- **The tasks**:
1. From the passage about the seized documents, transcribe the part that opens with the words containing "There is nothing" and closes with "was not lawful.".
2. In the passage about the seized documents, who was not in favor of a voir dire?

- **Extract provided**:
+++++
The documents in issue in this case were seized by “deliberate police conduct in violation of established Charter standards”.
 There is nothing in the evidence to suggest that the officer seized the documents because he lacked experience. He knew a warrant was required; he knew the warrant expressly did not authorize the seizure he made.
 I see no relevance to whether the documents were not hidden or to the fact that the police were lawfully in the premises. They were entitled to search for the category of documents stated in the warrant. Seizure of the documents in issue was not lawful.
 Counsel for the appellant established that the conduct of the police flagrantly ignored the warrant. He had no obligation to go further. Counsel for the Crown acknowledged that had there been a voir dire, Crown counsel should have asked the officer why he seized the documents. Counsel on appeal suggested that Crown counsel at trial could not have done so because the documents were dealt with in a trial rather than a voir dire. I do not know why this would be so, but Crown counsel at trial was not in favour of a voir dire. In any event, even if that was a problem for the Crown, in the circumstances of this case, it does not shift the obligation to provide an explanation to the defence or to erode the fact that the defence established that the police flagrantly ignored the warrant.
+++++
[Element boundary entries]
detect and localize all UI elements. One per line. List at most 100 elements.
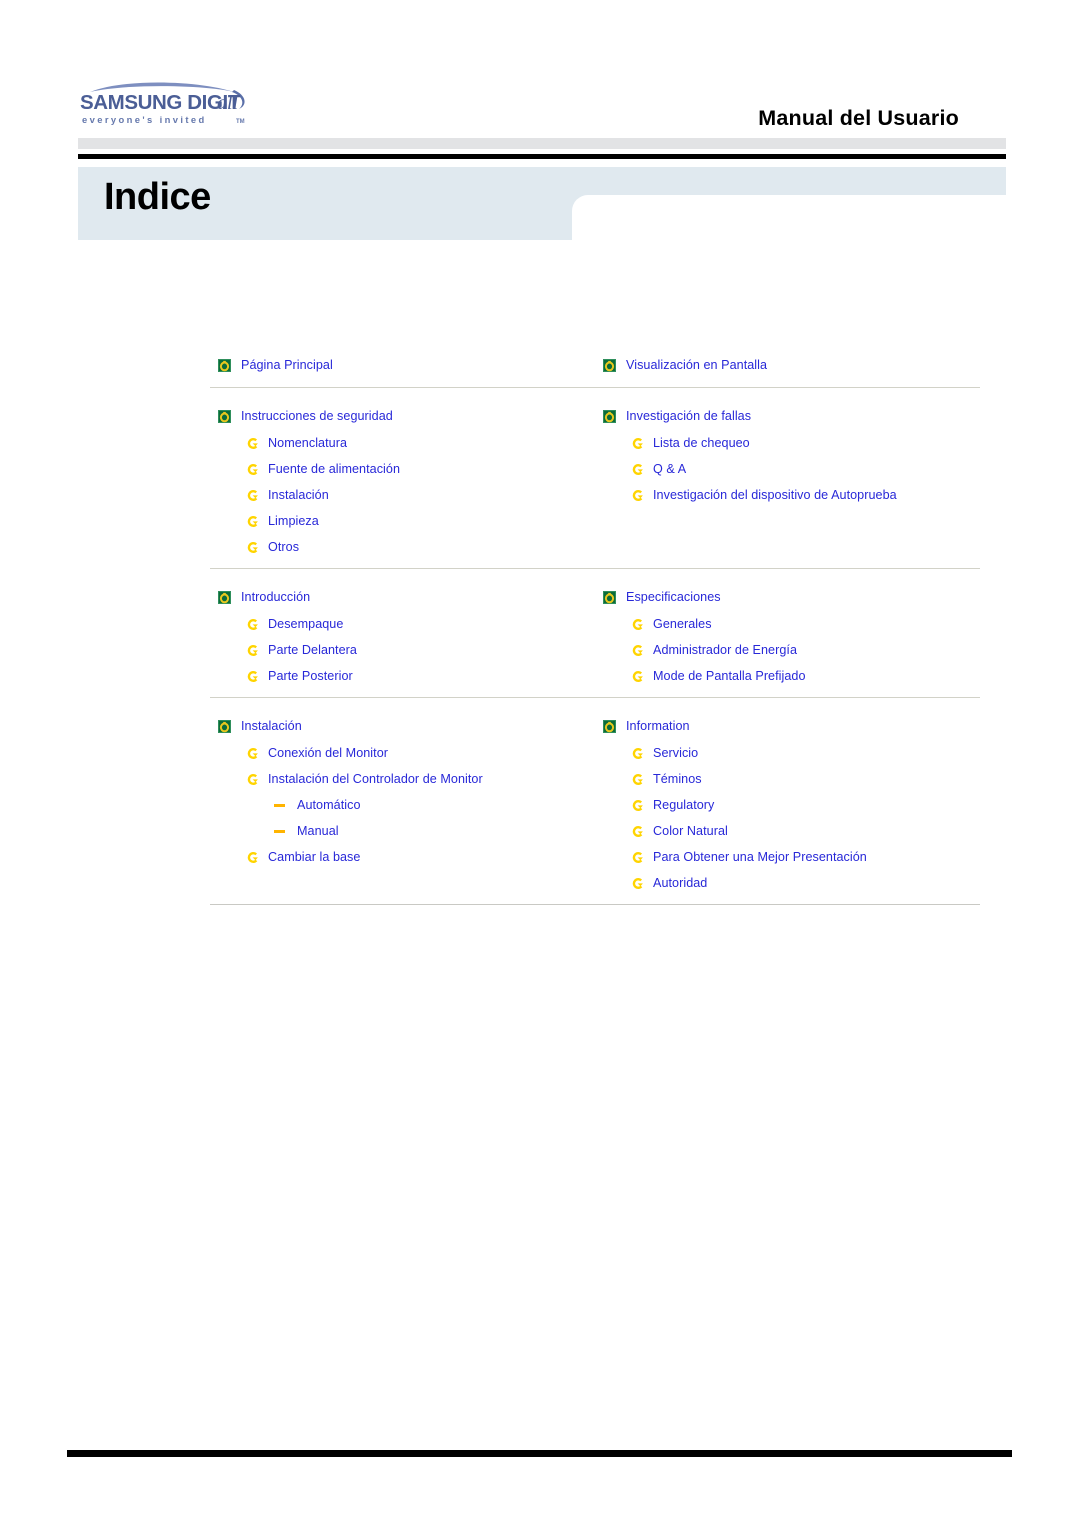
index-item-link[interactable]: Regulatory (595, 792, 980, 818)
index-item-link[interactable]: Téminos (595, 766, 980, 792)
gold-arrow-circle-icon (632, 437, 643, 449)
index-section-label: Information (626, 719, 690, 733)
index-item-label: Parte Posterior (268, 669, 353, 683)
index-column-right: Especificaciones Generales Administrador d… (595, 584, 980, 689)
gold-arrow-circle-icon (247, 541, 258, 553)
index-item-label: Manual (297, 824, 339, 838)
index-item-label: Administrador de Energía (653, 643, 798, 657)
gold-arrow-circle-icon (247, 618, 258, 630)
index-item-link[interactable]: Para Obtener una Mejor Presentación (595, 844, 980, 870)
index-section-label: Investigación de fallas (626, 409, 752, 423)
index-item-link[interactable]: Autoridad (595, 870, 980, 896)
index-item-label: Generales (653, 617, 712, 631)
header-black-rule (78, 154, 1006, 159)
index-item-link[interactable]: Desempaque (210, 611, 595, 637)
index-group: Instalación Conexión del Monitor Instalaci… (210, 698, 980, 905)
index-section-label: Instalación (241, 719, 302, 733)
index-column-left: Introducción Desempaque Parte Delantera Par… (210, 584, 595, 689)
+++++
- **Answers**:
1.
There is nothing in the evidence to suggest that the officer seized the documents because he lacked experience. He knew a warrant was required; he knew the warrant expressly did not authorize the seizure he made.
 I see no relevance to whether the documents were not hidden or to the fact that the police were lawfully in the premises. They were entitled to search for the category of documents stated in the warrant. Seizure of the documents in issue was not lawful.

2. Crown counsel at trial.